(begin)

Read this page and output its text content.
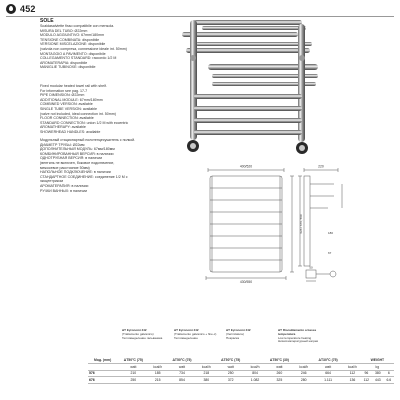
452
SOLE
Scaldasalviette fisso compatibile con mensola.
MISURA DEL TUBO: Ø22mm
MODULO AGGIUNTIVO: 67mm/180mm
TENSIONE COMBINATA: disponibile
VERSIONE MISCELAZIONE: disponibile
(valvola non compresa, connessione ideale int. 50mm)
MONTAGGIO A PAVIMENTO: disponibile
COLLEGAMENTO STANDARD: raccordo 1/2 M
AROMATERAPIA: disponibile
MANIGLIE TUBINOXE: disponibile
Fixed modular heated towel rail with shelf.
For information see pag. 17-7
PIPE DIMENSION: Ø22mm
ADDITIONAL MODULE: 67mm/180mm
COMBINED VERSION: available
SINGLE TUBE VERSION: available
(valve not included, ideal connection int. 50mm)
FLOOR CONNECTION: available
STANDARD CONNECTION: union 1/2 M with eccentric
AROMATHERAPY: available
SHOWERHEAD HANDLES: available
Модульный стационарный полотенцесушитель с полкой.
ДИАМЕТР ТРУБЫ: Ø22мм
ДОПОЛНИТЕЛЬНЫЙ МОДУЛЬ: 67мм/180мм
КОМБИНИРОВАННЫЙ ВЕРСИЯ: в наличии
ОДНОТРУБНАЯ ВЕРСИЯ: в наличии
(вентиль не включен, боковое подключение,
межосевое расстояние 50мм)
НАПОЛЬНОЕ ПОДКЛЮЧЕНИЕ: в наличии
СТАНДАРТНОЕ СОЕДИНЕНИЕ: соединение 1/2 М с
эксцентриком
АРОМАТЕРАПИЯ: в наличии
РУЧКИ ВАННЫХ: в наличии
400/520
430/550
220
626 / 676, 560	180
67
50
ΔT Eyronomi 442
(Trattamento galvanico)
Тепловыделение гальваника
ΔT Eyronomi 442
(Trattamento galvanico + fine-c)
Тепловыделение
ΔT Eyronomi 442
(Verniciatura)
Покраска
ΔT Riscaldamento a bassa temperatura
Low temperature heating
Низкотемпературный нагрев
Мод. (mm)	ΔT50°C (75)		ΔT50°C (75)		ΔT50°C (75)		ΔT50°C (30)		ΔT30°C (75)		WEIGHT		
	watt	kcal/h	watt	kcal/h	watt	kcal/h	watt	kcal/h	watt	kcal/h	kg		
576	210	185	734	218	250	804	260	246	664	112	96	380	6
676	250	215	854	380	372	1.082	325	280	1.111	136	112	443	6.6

(end)

Identify the lines that hold the word "Trattamento". Copy every one of them.

## Expected answer
(Trattamento galvanico)
(Trattamento galvanico + fine-c)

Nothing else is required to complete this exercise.